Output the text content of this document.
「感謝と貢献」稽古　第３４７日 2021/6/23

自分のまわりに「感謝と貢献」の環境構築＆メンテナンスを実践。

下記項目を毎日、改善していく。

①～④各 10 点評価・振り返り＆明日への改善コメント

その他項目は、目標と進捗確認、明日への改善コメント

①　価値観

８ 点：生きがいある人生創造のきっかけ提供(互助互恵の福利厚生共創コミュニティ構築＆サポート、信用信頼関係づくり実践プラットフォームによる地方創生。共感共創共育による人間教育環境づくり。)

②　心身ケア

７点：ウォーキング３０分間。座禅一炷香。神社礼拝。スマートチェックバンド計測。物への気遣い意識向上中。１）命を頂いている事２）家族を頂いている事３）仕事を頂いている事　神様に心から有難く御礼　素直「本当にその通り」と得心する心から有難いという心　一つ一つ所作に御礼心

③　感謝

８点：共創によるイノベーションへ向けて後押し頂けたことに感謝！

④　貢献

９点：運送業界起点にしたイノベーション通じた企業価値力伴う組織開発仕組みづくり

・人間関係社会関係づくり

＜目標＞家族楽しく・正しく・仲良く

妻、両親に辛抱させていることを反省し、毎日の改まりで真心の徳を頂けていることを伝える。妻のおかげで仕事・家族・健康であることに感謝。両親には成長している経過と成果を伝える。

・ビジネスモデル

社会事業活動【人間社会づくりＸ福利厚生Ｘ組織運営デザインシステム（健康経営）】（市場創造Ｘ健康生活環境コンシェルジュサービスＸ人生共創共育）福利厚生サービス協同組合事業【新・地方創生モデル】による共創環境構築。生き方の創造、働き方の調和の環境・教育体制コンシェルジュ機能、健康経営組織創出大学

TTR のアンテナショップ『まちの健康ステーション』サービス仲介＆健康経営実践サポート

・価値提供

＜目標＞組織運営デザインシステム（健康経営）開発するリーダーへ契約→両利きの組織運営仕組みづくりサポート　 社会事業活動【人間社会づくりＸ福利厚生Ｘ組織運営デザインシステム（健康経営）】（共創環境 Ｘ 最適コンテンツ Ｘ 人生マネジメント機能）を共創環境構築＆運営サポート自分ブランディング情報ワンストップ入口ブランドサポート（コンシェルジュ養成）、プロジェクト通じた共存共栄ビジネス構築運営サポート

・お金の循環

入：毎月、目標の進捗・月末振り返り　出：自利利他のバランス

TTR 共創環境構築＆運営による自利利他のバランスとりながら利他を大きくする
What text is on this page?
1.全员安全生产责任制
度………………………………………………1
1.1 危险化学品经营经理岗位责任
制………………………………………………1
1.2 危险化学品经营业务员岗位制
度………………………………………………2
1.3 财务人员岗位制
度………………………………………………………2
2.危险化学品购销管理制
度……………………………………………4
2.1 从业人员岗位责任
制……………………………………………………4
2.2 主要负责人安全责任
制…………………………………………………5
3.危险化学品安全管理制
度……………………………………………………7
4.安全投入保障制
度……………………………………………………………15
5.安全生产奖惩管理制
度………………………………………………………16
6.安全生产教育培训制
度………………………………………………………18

□ □ □ □ □

* [To be done] Report the number of lines in the listing above that include the word "text", and nothing else.

* [Output for this task] 2